Selected text:
-=-=-=-=-

Archive for the ‘Online Information 2011’ Category
Online Information 2012 will be at a completely new venue, the ICC ExCel Centre.


ICC Aerial View
The International Convention Centre (ICC) is a new venue in East London and is Europe’s largest convention center. It will provide comfortable meeting space and much better connection between the conference and the exhibit hall than was possible at the Olympia. The ICC is conveniently located only 1 mile from the London City Airport, which serves nearby areas in the UK and other parts of Europe.

Besides a new venue, the organizers of Online Information have promised other new features and an updated program.
I hope to see you there.
Don Hawkins
Columnist, Information Today and Conference Circuit Blog Editor
This session featured 3 search experts reviewing current trends and developments. Marydee Ojala, Editor, ONLINE Magazine and long-time online searcher, led off with a presentation entitled “So Many Search Engines, So Little Time”. Of course, the most popular search engine is still Google, but its relevancy is declining, there is no commitment to advanced search options, and it seems to be pulling back from features admired by information professionals. Alternatives to Google are:
- General web search engines. Bing by Microsoft is the most familiar. It features field searching and, search refinement (i.e. advanced search). Yahoo’s search is powered by Bing except in Japan and South Korea, and it remains a takeover target.
- Specialty search engines concentrate on format (images, video, social media), or subject (news, science, business). A variety of country search engines are available, such as Baidu (China), Yandex (Russia), and Naver (South Korea). The Search Engine Colossus is an international directory of search engines. Blekko has no spam and filters out results from content farms. DuckDuckGo is known for its privacy because it does not save searches. Exalead is a cloud-based site for enterprise search and has some advanced features such as soundslike and spellslike. Topsy is now the only search engine for archival Tweets.
Many search engines feature databases of a variety of information types; for example, one can find databases of images, books, news, and maps on Google; images and finance on Yahoo; and travel, news, inages, and video on Bing. Flickr and Picasa are well-known image databases, which can be searched by image criteria such as color. YouTube, of course, is the leading video search engine, but one can also find instructional videos from various universities as well as those from the Journal of Visual Experiments (JOVE).
- Paid search engines are mainly the traditional ones such as Dialog, Factiva, LexisNexis, EBSCO, and ProQuest. Some subject-oriented paid search engines are also available such as those from STN International, whose flagship database is Chemical Abstracts. In contrast to Google and some other web search engines, no SEO manipulation is done by these vendors, so results are very consistent.

-=-=-=-=-

Extracted data:
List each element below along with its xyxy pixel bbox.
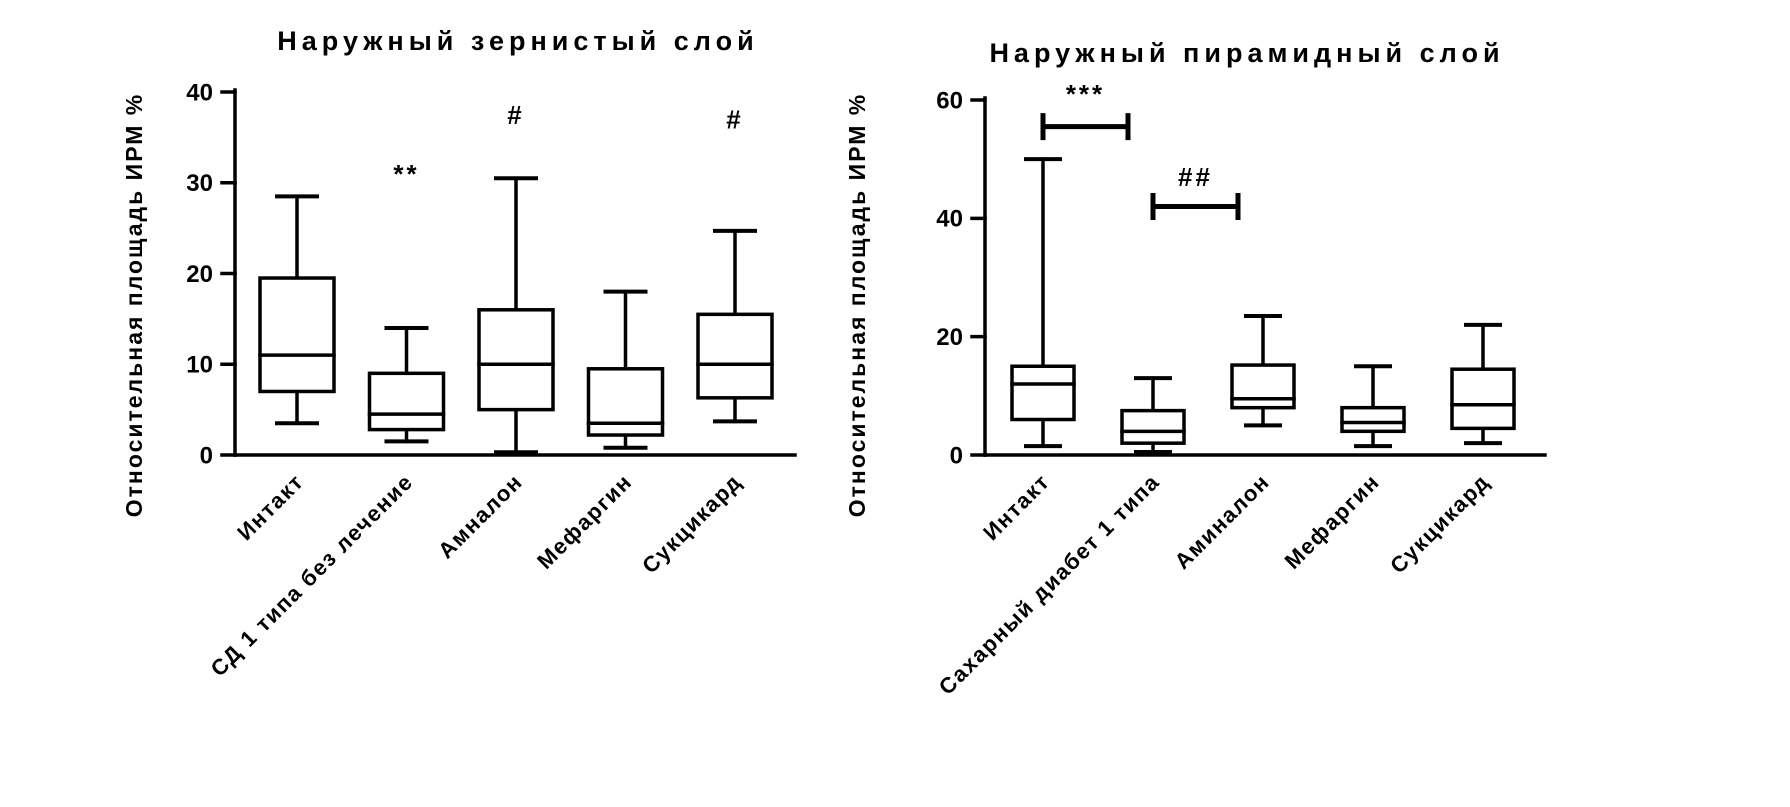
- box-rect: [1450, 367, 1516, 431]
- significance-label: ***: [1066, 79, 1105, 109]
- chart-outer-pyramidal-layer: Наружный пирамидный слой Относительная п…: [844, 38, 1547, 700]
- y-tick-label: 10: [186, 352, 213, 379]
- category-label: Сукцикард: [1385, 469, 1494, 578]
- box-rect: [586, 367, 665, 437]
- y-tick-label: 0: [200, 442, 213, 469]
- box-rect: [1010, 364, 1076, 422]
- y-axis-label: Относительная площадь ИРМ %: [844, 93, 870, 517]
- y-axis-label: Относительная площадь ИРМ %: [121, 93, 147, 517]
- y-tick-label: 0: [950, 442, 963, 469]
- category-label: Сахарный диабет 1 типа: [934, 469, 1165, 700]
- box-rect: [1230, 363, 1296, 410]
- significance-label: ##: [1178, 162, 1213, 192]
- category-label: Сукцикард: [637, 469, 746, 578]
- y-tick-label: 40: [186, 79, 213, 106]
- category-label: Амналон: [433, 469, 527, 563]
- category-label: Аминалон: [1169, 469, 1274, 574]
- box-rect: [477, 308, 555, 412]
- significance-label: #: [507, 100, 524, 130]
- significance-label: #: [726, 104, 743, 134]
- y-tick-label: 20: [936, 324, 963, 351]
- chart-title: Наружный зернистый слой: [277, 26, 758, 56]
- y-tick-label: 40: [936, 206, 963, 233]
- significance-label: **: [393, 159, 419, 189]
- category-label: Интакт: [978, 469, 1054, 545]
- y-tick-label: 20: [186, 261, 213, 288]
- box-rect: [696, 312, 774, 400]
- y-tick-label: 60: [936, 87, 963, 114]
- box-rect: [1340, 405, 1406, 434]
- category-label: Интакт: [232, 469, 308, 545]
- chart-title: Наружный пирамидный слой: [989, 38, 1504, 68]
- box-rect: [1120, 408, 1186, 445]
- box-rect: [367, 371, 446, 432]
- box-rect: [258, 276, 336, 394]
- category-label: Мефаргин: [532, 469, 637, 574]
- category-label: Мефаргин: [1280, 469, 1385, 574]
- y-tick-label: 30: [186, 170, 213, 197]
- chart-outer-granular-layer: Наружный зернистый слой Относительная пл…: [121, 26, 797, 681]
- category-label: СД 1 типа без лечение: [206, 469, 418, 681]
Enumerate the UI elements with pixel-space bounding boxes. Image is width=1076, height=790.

-=-=-=-=-

Work to complete:
[1] Repeat the stretch of the Online Information blog post from "- Paid search" through "are very consistent.".
[2] Finish out the next part of the Online Information blog post, picking up after its final sentence.
The records are not needed for this work.

Final answers:
[1]
- Paid search engines are mainly the traditional ones such as Dialog, Factiva, LexisNexis, EBSCO, and ProQuest. Some subject-oriented paid search engines are also available such as those from STN International, whose flagship database is Chemical Abstracts. In contrast to Google and some other web search engines, no SEO manipulation is done by these vendors, so results are very consistent.

[2]
Innovations in search continue, but it is happening at the margins and inside the enterprise. Search algorithms are changed frequently. (See the closing keynote session for a discussion of the future of search.) Information professionals must constantly keep up with changes in search engines and be ready to switch search tools quickly. This is time consuming, but it is necessary if we are to remain relevant.
Marydee closed by urging attendees to read The Filter Bubble.
Arthur Weiss, Managing Director, AWARE, continued Marydee’s theme and reviewed some specialist search engines for people, numeric data, and news. He noted that although search engines may claim to search the deep web, they may be only using a web crawler to find material on the visible web. True deep web search tools typically look for information not searchable by crawlers.
Weiss showed how a Google news search returns different results depending on whether one is logged in to a Google account or not. When you are logged in to your account, Google knows who you are, your location, and any preferences you have set. Several news search engines cater to business users, including Northern Light, Congoo, and Newsnow. Silobreaker and Evri aggregate news and return results on a topic. Silobreaker has a number of innovative features, such as a summary, headlines, and trend charts showing item frequencies. Evri has more images than Silobreaker.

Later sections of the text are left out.